Can you give all the records again without altering a single character?

** begin **

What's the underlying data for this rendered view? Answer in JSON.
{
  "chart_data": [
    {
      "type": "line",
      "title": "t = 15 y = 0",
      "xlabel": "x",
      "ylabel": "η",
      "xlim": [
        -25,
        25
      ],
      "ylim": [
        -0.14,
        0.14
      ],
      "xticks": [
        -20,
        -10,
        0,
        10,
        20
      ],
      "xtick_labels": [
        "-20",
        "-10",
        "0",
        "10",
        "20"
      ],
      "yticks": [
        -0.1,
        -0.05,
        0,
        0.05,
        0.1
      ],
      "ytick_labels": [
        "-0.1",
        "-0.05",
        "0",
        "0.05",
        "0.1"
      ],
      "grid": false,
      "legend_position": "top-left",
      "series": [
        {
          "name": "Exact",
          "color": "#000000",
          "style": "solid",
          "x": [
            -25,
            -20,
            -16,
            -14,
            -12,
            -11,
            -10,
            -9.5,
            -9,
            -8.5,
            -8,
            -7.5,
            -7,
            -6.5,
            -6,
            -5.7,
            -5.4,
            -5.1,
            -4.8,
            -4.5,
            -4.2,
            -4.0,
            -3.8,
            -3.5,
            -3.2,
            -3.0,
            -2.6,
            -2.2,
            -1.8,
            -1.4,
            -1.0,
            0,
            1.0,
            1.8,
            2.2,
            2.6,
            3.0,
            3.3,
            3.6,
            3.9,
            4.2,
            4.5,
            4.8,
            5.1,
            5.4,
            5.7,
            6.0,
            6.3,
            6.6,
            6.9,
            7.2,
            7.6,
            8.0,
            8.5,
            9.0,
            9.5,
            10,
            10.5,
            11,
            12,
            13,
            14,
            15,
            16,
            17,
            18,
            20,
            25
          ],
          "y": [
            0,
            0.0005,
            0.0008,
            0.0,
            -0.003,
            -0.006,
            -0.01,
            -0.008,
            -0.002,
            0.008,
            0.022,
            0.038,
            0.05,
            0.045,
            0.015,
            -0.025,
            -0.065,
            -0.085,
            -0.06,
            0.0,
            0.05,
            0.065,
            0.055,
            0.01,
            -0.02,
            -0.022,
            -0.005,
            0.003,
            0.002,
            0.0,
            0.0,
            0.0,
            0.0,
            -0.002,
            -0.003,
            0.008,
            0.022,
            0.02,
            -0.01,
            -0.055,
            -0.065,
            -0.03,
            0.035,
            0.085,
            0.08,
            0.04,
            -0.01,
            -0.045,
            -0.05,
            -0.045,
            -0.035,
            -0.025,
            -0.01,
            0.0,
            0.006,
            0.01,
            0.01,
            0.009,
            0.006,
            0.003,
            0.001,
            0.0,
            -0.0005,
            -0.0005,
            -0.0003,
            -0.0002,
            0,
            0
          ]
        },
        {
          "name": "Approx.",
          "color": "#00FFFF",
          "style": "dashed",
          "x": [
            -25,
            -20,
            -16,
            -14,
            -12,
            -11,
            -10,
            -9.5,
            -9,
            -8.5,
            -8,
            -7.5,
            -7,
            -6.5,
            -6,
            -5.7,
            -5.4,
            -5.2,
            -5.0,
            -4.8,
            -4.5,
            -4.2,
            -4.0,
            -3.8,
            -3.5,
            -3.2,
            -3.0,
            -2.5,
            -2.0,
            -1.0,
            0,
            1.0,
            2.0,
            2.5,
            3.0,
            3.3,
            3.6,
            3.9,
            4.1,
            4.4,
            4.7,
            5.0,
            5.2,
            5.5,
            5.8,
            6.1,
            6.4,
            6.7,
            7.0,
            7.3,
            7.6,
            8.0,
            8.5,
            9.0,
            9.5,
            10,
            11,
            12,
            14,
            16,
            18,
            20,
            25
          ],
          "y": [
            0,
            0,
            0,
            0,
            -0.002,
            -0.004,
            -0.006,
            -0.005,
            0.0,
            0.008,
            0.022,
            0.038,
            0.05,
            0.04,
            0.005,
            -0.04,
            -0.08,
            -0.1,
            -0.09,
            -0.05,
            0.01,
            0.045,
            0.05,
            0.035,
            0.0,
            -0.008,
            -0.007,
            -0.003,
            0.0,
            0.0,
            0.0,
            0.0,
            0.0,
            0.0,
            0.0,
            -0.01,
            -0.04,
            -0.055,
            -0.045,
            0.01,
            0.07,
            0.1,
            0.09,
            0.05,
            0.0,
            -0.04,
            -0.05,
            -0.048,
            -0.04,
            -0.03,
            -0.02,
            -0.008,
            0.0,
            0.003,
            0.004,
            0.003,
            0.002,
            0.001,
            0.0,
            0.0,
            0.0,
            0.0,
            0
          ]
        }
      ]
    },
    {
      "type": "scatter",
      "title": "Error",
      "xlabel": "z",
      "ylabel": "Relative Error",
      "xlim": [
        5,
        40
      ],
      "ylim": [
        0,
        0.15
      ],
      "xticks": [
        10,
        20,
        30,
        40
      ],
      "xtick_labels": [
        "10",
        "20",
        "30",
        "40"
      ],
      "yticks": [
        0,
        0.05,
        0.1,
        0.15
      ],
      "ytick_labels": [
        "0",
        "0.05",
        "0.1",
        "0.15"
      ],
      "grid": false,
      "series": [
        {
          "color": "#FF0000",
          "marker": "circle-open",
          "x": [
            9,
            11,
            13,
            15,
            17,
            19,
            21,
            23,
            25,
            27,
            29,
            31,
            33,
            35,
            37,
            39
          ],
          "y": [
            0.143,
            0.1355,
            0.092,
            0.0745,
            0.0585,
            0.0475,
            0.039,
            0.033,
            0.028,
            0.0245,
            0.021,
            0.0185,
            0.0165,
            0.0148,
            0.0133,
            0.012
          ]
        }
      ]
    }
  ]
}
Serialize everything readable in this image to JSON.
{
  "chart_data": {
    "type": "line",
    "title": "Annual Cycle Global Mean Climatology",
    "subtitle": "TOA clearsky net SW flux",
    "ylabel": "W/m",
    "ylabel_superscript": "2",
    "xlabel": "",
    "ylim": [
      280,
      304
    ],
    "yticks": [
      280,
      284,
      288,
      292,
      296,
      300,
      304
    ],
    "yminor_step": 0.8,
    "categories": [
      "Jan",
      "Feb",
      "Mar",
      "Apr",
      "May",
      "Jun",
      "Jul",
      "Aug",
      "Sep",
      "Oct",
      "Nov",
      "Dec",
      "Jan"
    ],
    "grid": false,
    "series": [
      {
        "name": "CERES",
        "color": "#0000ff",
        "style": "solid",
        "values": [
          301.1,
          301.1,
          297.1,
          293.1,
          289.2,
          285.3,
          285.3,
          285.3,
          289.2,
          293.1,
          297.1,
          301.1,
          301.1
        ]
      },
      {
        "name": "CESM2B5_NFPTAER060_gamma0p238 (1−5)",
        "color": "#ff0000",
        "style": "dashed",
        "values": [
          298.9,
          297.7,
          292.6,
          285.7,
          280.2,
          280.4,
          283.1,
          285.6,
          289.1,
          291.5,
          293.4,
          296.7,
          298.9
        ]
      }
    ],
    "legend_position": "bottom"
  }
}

** end **

• Task response:
What's the underlying data for this rendered view? Answer in JSON.
{
  "chart_data": [
    {
      "type": "line",
      "title": "t = 15 y = 0",
      "xlabel": "x",
      "ylabel": "η",
      "xlim": [
        -25,
        25
      ],
      "ylim": [
        -0.14,
        0.14
      ],
      "xticks": [
        -20,
        -10,
        0,
        10,
        20
      ],
      "xtick_labels": [
        "-20",
        "-10",
        "0",
        "10",
        "20"
      ],
      "yticks": [
        -0.1,
        -0.05,
        0,
        0.05,
        0.1
      ],
      "ytick_labels": [
        "-0.1",
        "-0.05",
        "0",
        "0.05",
        "0.1"
      ],
      "grid": false,
      "legend_position": "top-left",
      "series": [
        {
          "name": "Exact",
          "color": "#000000",
          "style": "solid",
          "x": [
            -25,
            -20,
            -16,
            -14,
            -12,
            -11,
            -10,
            -9.5,
            -9,
            -8.5,
            -8,
            -7.5,
            -7,
            -6.5,
            -6,
            -5.7,
            -5.4,
            -5.1,
            -4.8,
            -4.5,
            -4.2,
            -4.0,
            -3.8,
            -3.5,
            -3.2,
            -3.0,
            -2.6,
            -2.2,
            -1.8,
            -1.4,
            -1.0,
            0,
            1.0,
            1.8,
            2.2,
            2.6,
            3.0,
            3.3,
            3.6,
            3.9,
            4.2,
            4.5,
            4.8,
            5.1,
            5.4,
            5.7,
            6.0,
            6.3,
            6.6,
            6.9,
            7.2,
            7.6,
            8.0,
            8.5,
            9.0,
            9.5,
            10,
            10.5,
            11,
            12,
            13,
            14,
            15,
            16,
            17,
            18,
            20,
            25
          ],
          "y": [
            0,
            0.0005,
            0.0008,
            0.0,
            -0.003,
            -0.006,
            -0.01,
            -0.008,
            -0.002,
            0.008,
            0.022,
            0.038,
            0.05,
            0.045,
            0.015,
            -0.025,
            -0.065,
            -0.085,
            -0.06,
            0.0,
            0.05,
            0.065,
            0.055,
            0.01,
            -0.02,
            -0.022,
            -0.005,
            0.003,
            0.002,
            0.0,
            0.0,
            0.0,
            0.0,
            -0.002,
            -0.003,
            0.008,
            0.022,
            0.02,
            -0.01,
            -0.055,
            -0.065,
            -0.03,
            0.035,
            0.085,
            0.08,
            0.04,
            -0.01,
            -0.045,
            -0.05,
            -0.045,
            -0.035,
            -0.025,
            -0.01,
            0.0,
            0.006,
            0.01,
            0.01,
            0.009,
            0.006,
            0.003,
            0.001,
            0.0,
            -0.0005,
            -0.0005,
            -0.0003,
            -0.0002,
            0,
            0
          ]
        },
        {
          "name": "Approx.",
          "color": "#00FFFF",
          "style": "dashed",
          "x": [
            -25,
            -20,
            -16,
            -14,
            -12,
            -11,
            -10,
            -9.5,
            -9,
            -8.5,
            -8,
            -7.5,
            -7,
            -6.5,
            -6,
            -5.7,
            -5.4,
            -5.2,
            -5.0,
            -4.8,
            -4.5,
            -4.2,
            -4.0,
            -3.8,
            -3.5,
            -3.2,
            -3.0,
            -2.5,
            -2.0,
            -1.0,
            0,
            1.0,
            2.0,
            2.5,
            3.0,
            3.3,
            3.6,
            3.9,
            4.1,
            4.4,
            4.7,
            5.0,
            5.2,
            5.5,
            5.8,
            6.1,
            6.4,
            6.7,
            7.0,
            7.3,
            7.6,
            8.0,
            8.5,
            9.0,
            9.5,
            10,
            11,
            12,
            14,
            16,
            18,
            20,
            25
          ],
          "y": [
            0,
            0,
            0,
            0,
            -0.002,
            -0.004,
            -0.006,
            -0.005,
            0.0,
            0.008,
            0.022,
            0.038,
            0.05,
            0.04,
            0.005,
            -0.04,
            -0.08,
            -0.1,
            -0.09,
            -0.05,
            0.01,
            0.045,
            0.05,
            0.035,
            0.0,
            -0.008,
            -0.007,
            -0.003,
            0.0,
            0.0,
            0.0,
            0.0,
            0.0,
            0.0,
            0.0,
            -0.01,
            -0.04,
            -0.055,
            -0.045,
            0.01,
            0.07,
            0.1,
            0.09,
            0.05,
            0.0,
            -0.04,
            -0.05,
            -0.048,
            -0.04,
            -0.03,
            -0.02,
            -0.008,
            0.0,
            0.003,
            0.004,
            0.003,
            0.002,
            0.001,
            0.0,
            0.0,
            0.0,
            0.0,
            0
          ]
        }
      ]
    },
    {
      "type": "scatter",
      "title": "Error",
      "xlabel": "z",
      "ylabel": "Relative Error",
      "xlim": [
        5,
        40
      ],
      "ylim": [
        0,
        0.15
      ],
      "xticks": [
        10,
        20,
        30,
        40
      ],
      "xtick_labels": [
        "10",
        "20",
        "30",
        "40"
      ],
      "yticks": [
        0,
        0.05,
        0.1,
        0.15
      ],
      "ytick_labels": [
        "0",
        "0.05",
        "0.1",
        "0.15"
      ],
      "grid": false,
      "series": [
        {
          "color": "#FF0000",
          "marker": "circle-open",
          "x": [
            9,
            11,
            13,
            15,
            17,
            19,
            21,
            23,
            25,
            27,
            29,
            31,
            33,
            35,
            37,
            39
          ],
          "y": [
            0.143,
            0.1355,
            0.092,
            0.0745,
            0.0585,
            0.0475,
            0.039,
            0.033,
            0.028,
            0.0245,
            0.021,
            0.0185,
            0.0165,
            0.0148,
            0.0133,
            0.012
          ]
        }
      ]
    }
  ]
}
Serialize everything readable in this image to JSON.
{
  "chart_data": {
    "type": "line",
    "title": "Annual Cycle Global Mean Climatology",
    "subtitle": "TOA clearsky net SW flux",
    "ylabel": "W/m",
    "ylabel_superscript": "2",
    "xlabel": "",
    "ylim": [
      280,
      304
    ],
    "yticks": [
      280,
      284,
      288,
      292,
      296,
      300,
      304
    ],
    "yminor_step": 0.8,
    "categories": [
      "Jan",
      "Feb",
      "Mar",
      "Apr",
      "May",
      "Jun",
      "Jul",
      "Aug",
      "Sep",
      "Oct",
      "Nov",
      "Dec",
      "Jan"
    ],
    "grid": false,
    "series": [
      {
        "name": "CERES",
        "color": "#0000ff",
        "style": "solid",
        "values": [
          301.1,
          301.1,
          297.1,
          293.1,
          289.2,
          285.3,
          285.3,
          285.3,
          289.2,
          293.1,
          297.1,
          301.1,
          301.1
        ]
      },
      {
        "name": "CESM2B5_NFPTAER060_gamma0p238 (1−5)",
        "color": "#ff0000",
        "style": "dashed",
        "values": [
          298.9,
          297.7,
          292.6,
          285.7,
          280.2,
          280.4,
          283.1,
          285.6,
          289.1,
          291.5,
          293.4,
          296.7,
          298.9
        ]
      }
    ],
    "legend_position": "bottom"
  }
}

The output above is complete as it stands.